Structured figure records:
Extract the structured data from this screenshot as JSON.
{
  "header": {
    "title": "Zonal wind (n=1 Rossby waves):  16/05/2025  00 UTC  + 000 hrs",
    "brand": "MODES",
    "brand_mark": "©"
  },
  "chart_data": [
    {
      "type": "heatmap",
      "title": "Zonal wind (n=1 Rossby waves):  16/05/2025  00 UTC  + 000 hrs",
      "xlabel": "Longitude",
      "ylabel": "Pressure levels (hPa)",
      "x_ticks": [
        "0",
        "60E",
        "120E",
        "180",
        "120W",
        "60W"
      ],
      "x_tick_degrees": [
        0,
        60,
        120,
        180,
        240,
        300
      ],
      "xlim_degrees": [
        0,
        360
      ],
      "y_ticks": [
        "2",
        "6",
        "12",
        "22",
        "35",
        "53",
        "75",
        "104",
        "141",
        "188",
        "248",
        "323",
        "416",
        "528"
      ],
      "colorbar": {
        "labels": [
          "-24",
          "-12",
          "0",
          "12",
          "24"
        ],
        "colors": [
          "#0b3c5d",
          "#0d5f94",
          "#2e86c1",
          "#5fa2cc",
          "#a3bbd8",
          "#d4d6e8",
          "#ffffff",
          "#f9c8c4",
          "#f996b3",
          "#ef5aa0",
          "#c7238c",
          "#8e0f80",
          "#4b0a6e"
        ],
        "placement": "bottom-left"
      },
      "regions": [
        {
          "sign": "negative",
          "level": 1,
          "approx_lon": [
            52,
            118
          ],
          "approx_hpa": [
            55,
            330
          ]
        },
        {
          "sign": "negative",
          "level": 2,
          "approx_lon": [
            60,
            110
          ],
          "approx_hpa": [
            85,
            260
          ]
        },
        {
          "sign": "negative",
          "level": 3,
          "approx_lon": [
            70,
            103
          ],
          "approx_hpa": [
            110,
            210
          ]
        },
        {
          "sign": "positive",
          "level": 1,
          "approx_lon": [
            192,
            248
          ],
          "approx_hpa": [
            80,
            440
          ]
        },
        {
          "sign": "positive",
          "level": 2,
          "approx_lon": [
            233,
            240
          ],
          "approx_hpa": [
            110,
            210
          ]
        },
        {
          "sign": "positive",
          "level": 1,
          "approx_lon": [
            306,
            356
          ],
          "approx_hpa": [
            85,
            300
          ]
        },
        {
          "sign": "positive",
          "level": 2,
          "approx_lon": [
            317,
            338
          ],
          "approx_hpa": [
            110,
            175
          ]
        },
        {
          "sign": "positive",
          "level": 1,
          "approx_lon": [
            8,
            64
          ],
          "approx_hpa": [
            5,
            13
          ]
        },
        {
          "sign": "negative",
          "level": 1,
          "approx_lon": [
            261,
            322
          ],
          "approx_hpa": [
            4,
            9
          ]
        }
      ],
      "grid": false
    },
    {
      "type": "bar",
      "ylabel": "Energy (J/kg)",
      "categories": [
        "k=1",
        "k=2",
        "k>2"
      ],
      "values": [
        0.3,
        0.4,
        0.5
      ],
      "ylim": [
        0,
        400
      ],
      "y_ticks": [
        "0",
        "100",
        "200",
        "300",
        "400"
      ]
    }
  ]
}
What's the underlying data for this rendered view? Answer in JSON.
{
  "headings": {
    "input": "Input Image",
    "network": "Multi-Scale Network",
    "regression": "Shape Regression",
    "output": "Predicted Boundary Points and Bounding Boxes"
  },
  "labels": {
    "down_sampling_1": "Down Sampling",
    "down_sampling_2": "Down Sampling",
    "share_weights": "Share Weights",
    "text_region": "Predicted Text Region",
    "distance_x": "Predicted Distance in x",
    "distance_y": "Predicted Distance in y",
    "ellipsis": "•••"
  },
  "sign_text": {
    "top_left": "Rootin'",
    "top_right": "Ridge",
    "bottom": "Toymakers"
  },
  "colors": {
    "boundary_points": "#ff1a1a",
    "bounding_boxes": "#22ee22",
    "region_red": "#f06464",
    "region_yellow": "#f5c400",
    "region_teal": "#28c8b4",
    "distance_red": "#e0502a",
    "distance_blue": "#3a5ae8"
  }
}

** What the task asks **
Write out the complete set of records exactly as given.

** Exercise output **
Extract the structured data from this screenshot as JSON.
{
  "header": {
    "title": "Zonal wind (n=1 Rossby waves):  16/05/2025  00 UTC  + 000 hrs",
    "brand": "MODES",
    "brand_mark": "©"
  },
  "chart_data": [
    {
      "type": "heatmap",
      "title": "Zonal wind (n=1 Rossby waves):  16/05/2025  00 UTC  + 000 hrs",
      "xlabel": "Longitude",
      "ylabel": "Pressure levels (hPa)",
      "x_ticks": [
        "0",
        "60E",
        "120E",
        "180",
        "120W",
        "60W"
      ],
      "x_tick_degrees": [
        0,
        60,
        120,
        180,
        240,
        300
      ],
      "xlim_degrees": [
        0,
        360
      ],
      "y_ticks": [
        "2",
        "6",
        "12",
        "22",
        "35",
        "53",
        "75",
        "104",
        "141",
        "188",
        "248",
        "323",
        "416",
        "528"
      ],
      "colorbar": {
        "labels": [
          "-24",
          "-12",
          "0",
          "12",
          "24"
        ],
        "colors": [
          "#0b3c5d",
          "#0d5f94",
          "#2e86c1",
          "#5fa2cc",
          "#a3bbd8",
          "#d4d6e8",
          "#ffffff",
          "#f9c8c4",
          "#f996b3",
          "#ef5aa0",
          "#c7238c",
          "#8e0f80",
          "#4b0a6e"
        ],
        "placement": "bottom-left"
      },
      "regions": [
        {
          "sign": "negative",
          "level": 1,
          "approx_lon": [
            52,
            118
          ],
          "approx_hpa": [
            55,
            330
          ]
        },
        {
          "sign": "negative",
          "level": 2,
          "approx_lon": [
            60,
            110
          ],
          "approx_hpa": [
            85,
            260
          ]
        },
        {
          "sign": "negative",
          "level": 3,
          "approx_lon": [
            70,
            103
          ],
          "approx_hpa": [
            110,
            210
          ]
        },
        {
          "sign": "positive",
          "level": 1,
          "approx_lon": [
            192,
            248
          ],
          "approx_hpa": [
            80,
            440
          ]
        },
        {
          "sign": "positive",
          "level": 2,
          "approx_lon": [
            233,
            240
          ],
          "approx_hpa": [
            110,
            210
          ]
        },
        {
          "sign": "positive",
          "level": 1,
          "approx_lon": [
            306,
            356
          ],
          "approx_hpa": [
            85,
            300
          ]
        },
        {
          "sign": "positive",
          "level": 2,
          "approx_lon": [
            317,
            338
          ],
          "approx_hpa": [
            110,
            175
          ]
        },
        {
          "sign": "positive",
          "level": 1,
          "approx_lon": [
            8,
            64
          ],
          "approx_hpa": [
            5,
            13
          ]
        },
        {
          "sign": "negative",
          "level": 1,
          "approx_lon": [
            261,
            322
          ],
          "approx_hpa": [
            4,
            9
          ]
        }
      ],
      "grid": false
    },
    {
      "type": "bar",
      "ylabel": "Energy (J/kg)",
      "categories": [
        "k=1",
        "k=2",
        "k>2"
      ],
      "values": [
        0.3,
        0.4,
        0.5
      ],
      "ylim": [
        0,
        400
      ],
      "y_ticks": [
        "0",
        "100",
        "200",
        "300",
        "400"
      ]
    }
  ]
}
What's the underlying data for this rendered view? Answer in JSON.
{
  "headings": {
    "input": "Input Image",
    "network": "Multi-Scale Network",
    "regression": "Shape Regression",
    "output": "Predicted Boundary Points and Bounding Boxes"
  },
  "labels": {
    "down_sampling_1": "Down Sampling",
    "down_sampling_2": "Down Sampling",
    "share_weights": "Share Weights",
    "text_region": "Predicted Text Region",
    "distance_x": "Predicted Distance in x",
    "distance_y": "Predicted Distance in y",
    "ellipsis": "•••"
  },
  "sign_text": {
    "top_left": "Rootin'",
    "top_right": "Ridge",
    "bottom": "Toymakers"
  },
  "colors": {
    "boundary_points": "#ff1a1a",
    "bounding_boxes": "#22ee22",
    "region_red": "#f06464",
    "region_yellow": "#f5c400",
    "region_teal": "#28c8b4",
    "distance_red": "#e0502a",
    "distance_blue": "#3a5ae8"
  }
}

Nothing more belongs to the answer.